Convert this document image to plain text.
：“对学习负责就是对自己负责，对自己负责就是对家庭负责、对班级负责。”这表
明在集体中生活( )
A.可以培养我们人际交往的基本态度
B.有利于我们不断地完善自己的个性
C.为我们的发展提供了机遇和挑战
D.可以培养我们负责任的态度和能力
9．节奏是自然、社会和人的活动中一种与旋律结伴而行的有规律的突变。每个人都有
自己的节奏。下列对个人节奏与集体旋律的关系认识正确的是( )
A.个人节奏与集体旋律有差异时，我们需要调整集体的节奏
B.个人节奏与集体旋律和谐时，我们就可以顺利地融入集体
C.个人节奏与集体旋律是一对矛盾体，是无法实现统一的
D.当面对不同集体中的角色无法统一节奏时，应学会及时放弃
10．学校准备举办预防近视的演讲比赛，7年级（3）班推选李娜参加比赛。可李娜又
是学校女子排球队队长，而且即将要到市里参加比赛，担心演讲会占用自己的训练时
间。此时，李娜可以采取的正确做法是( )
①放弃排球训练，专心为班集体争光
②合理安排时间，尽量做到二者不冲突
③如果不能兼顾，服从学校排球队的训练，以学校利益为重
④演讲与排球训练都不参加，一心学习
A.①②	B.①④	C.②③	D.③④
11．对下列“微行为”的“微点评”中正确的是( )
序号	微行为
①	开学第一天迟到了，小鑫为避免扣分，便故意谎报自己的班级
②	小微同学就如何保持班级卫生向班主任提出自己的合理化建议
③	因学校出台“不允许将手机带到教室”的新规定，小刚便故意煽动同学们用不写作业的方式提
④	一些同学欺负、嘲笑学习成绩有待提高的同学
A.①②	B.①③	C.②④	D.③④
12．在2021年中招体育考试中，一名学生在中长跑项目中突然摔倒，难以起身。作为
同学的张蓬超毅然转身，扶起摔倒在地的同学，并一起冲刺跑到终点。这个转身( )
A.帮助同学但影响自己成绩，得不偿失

• [WHAT THE TASK REQUIRES] Retype the records above exactly.

• [TASK OUTPUT]
Convert this document image to plain text.
：“对学习负责就是对自己负责，对自己负责就是对家庭负责、对班级负责。”这表
明在集体中生活( )
A.可以培养我们人际交往的基本态度
B.有利于我们不断地完善自己的个性
C.为我们的发展提供了机遇和挑战
D.可以培养我们负责任的态度和能力
9．节奏是自然、社会和人的活动中一种与旋律结伴而行的有规律的突变。每个人都有
自己的节奏。下列对个人节奏与集体旋律的关系认识正确的是( )
A.个人节奏与集体旋律有差异时，我们需要调整集体的节奏
B.个人节奏与集体旋律和谐时，我们就可以顺利地融入集体
C.个人节奏与集体旋律是一对矛盾体，是无法实现统一的
D.当面对不同集体中的角色无法统一节奏时，应学会及时放弃
10．学校准备举办预防近视的演讲比赛，7年级（3）班推选李娜参加比赛。可李娜又
是学校女子排球队队长，而且即将要到市里参加比赛，担心演讲会占用自己的训练时
间。此时，李娜可以采取的正确做法是( )
①放弃排球训练，专心为班集体争光
②合理安排时间，尽量做到二者不冲突
③如果不能兼顾，服从学校排球队的训练，以学校利益为重
④演讲与排球训练都不参加，一心学习
A.①②	B.①④	C.②③	D.③④
11．对下列“微行为”的“微点评”中正确的是( )
序号	微行为
①	开学第一天迟到了，小鑫为避免扣分，便故意谎报自己的班级
②	小微同学就如何保持班级卫生向班主任提出自己的合理化建议
③	因学校出台“不允许将手机带到教室”的新规定，小刚便故意煽动同学们用不写作业的方式提
④	一些同学欺负、嘲笑学习成绩有待提高的同学
A.①②	B.①③	C.②④	D.③④
12．在2021年中招体育考试中，一名学生在中长跑项目中突然摔倒，难以起身。作为
同学的张蓬超毅然转身，扶起摔倒在地的同学，并一起冲刺跑到终点。这个转身( )
A.帮助同学但影响自己成绩，得不偿失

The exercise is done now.